# GIVEN REQUEST
Locate the line that contains "Output a JSON" in the entries below. Retype it and all following lines through the final one, character for character.

# RECORDS PROVIDED

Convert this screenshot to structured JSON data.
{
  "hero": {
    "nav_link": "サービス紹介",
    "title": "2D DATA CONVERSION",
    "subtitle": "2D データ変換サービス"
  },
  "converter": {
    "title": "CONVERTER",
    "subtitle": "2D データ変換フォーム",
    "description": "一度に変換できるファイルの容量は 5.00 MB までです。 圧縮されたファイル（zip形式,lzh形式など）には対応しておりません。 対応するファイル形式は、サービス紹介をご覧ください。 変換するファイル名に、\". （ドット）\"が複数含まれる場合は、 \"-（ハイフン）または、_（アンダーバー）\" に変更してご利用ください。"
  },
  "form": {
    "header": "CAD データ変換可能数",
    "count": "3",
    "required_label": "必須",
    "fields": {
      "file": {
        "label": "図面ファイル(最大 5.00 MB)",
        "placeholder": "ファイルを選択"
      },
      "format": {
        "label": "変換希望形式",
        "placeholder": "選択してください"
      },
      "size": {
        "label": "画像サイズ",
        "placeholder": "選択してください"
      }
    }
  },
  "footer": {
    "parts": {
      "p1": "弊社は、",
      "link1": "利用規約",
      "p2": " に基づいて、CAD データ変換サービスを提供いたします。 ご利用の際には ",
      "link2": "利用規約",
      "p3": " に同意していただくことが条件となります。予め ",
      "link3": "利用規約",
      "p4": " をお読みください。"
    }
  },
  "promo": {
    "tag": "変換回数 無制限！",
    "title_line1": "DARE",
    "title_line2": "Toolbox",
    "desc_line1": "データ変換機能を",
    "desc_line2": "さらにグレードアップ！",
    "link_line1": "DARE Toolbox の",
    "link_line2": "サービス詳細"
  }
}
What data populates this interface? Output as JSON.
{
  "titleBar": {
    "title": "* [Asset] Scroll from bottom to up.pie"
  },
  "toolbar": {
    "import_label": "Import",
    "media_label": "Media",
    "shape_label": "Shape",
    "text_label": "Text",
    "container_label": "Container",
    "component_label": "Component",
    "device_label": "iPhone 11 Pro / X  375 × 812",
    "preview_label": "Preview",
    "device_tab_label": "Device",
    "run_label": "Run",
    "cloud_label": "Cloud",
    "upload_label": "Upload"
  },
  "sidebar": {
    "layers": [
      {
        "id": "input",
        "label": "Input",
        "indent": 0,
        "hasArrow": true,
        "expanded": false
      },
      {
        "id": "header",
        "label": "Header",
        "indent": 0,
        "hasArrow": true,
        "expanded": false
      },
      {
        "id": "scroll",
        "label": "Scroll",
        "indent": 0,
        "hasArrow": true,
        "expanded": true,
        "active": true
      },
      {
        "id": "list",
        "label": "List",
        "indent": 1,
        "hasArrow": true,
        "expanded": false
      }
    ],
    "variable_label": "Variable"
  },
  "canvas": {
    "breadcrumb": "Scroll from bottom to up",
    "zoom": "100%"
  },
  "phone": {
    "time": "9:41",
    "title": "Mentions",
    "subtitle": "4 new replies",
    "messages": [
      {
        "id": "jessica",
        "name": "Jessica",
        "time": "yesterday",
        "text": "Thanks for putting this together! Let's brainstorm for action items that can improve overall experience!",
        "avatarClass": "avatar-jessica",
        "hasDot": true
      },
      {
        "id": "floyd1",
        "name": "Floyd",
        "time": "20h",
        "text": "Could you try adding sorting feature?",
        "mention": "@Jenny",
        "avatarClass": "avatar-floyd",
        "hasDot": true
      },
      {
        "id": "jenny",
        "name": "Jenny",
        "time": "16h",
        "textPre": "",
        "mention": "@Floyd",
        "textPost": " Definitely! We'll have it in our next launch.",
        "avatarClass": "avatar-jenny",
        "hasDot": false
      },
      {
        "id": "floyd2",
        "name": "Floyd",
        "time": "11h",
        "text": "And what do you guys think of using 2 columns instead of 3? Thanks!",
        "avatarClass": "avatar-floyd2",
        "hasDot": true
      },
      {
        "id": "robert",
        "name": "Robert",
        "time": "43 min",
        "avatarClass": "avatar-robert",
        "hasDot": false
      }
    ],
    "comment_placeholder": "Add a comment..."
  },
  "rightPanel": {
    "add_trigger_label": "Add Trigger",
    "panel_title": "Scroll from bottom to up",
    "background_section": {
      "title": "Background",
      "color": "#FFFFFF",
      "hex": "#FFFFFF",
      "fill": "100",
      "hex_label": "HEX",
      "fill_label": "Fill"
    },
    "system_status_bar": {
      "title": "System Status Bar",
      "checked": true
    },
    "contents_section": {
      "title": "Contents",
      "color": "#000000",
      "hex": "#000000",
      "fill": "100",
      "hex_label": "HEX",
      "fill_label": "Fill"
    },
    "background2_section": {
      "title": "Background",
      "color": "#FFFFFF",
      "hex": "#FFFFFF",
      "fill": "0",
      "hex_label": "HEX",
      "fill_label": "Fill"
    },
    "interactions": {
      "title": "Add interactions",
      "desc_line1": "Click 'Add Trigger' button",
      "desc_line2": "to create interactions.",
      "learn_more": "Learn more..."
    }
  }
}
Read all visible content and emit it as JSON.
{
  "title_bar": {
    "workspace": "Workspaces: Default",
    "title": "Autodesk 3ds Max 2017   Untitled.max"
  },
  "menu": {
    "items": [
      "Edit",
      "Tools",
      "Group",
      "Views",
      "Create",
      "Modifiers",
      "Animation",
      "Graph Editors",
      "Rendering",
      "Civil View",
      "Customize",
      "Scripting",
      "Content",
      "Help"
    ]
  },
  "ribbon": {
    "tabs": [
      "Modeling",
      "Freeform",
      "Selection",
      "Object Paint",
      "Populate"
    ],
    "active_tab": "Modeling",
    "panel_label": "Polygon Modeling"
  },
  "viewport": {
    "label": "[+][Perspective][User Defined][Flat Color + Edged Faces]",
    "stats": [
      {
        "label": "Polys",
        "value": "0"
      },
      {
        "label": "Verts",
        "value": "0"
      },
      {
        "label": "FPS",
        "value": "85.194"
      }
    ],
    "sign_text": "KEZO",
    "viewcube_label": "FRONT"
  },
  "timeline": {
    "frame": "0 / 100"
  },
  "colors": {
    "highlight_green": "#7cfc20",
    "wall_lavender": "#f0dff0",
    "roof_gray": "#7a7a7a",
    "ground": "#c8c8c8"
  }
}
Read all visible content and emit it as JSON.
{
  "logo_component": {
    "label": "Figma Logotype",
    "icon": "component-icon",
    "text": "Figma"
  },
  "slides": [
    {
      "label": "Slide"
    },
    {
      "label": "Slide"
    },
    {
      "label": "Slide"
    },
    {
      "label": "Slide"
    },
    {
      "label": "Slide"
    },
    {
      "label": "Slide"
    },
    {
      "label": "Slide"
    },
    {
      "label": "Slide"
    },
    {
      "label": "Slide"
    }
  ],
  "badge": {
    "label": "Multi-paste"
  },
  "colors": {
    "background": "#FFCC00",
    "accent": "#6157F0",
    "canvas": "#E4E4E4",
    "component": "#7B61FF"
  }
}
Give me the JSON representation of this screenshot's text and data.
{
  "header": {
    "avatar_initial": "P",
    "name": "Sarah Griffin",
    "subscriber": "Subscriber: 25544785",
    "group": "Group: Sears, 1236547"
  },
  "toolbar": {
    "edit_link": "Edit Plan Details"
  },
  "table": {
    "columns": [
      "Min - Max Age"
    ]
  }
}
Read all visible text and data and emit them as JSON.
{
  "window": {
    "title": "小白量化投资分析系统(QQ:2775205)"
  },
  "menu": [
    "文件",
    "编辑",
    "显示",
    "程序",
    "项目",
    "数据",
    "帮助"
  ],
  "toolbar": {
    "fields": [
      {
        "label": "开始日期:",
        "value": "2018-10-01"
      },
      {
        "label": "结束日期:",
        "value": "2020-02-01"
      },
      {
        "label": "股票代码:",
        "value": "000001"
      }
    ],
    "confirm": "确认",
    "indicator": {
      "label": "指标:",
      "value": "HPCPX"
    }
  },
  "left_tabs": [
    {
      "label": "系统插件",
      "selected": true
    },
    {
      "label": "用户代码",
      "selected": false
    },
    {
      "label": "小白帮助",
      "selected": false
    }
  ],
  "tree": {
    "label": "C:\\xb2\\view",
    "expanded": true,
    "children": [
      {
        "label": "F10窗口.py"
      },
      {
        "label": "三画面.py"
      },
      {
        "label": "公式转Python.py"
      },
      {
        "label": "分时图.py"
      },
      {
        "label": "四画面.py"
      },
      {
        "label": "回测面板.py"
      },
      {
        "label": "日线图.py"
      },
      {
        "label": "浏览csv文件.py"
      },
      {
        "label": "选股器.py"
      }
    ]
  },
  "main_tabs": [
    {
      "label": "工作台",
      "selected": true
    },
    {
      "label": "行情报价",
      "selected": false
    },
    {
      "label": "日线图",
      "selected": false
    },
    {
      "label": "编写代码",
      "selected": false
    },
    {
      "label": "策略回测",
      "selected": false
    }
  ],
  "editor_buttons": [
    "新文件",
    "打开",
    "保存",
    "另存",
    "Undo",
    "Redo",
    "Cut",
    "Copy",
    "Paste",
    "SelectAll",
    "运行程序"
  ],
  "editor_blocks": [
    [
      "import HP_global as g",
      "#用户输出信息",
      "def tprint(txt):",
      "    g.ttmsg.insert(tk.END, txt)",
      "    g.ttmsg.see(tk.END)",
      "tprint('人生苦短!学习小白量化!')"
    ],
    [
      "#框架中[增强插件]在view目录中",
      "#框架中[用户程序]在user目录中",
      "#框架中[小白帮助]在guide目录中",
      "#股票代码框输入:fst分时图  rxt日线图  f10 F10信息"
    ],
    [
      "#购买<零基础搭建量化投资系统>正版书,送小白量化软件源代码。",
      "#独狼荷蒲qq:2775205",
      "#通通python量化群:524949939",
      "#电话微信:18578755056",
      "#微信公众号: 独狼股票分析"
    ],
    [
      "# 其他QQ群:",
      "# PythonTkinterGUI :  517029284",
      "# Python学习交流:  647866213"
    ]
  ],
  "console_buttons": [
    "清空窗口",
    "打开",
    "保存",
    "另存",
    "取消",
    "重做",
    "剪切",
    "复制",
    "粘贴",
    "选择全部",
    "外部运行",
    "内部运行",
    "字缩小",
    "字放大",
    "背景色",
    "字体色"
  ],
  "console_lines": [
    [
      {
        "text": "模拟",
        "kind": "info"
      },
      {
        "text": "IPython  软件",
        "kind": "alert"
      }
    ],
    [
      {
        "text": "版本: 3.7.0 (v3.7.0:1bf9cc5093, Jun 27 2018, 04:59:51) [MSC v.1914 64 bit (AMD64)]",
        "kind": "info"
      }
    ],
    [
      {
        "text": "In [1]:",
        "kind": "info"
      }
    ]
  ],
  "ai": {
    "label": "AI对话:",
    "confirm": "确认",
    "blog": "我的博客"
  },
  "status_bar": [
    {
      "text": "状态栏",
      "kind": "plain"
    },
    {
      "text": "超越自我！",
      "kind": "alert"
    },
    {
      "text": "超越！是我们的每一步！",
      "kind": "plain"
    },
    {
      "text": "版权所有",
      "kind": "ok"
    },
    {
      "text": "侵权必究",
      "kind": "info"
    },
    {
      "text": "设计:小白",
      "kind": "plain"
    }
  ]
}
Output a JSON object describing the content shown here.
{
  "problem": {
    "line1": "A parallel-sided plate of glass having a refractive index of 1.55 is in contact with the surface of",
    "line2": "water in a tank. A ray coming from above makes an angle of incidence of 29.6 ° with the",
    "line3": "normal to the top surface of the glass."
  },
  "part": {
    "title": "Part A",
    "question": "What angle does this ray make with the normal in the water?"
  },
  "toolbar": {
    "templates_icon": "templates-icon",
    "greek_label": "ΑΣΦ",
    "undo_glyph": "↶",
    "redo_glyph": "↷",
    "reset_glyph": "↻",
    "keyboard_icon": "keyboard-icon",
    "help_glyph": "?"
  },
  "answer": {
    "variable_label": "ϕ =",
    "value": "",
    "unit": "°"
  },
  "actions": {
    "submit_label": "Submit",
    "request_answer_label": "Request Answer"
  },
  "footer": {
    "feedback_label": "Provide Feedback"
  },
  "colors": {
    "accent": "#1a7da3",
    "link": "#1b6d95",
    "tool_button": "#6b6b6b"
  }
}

# CORRECT RESULT
Output a JSON object describing the content shown here.
{
  "problem": {
    "line1": "A parallel-sided plate of glass having a refractive index of 1.55 is in contact with the surface of",
    "line2": "water in a tank. A ray coming from above makes an angle of incidence of 29.6 ° with the",
    "line3": "normal to the top surface of the glass."
  },
  "part": {
    "title": "Part A",
    "question": "What angle does this ray make with the normal in the water?"
  },
  "toolbar": {
    "templates_icon": "templates-icon",
    "greek_label": "ΑΣΦ",
    "undo_glyph": "↶",
    "redo_glyph": "↷",
    "reset_glyph": "↻",
    "keyboard_icon": "keyboard-icon",
    "help_glyph": "?"
  },
  "answer": {
    "variable_label": "ϕ =",
    "value": "",
    "unit": "°"
  },
  "actions": {
    "submit_label": "Submit",
    "request_answer_label": "Request Answer"
  },
  "footer": {
    "feedback_label": "Provide Feedback"
  },
  "colors": {
    "accent": "#1a7da3",
    "link": "#1b6d95",
    "tool_button": "#6b6b6b"
  }
}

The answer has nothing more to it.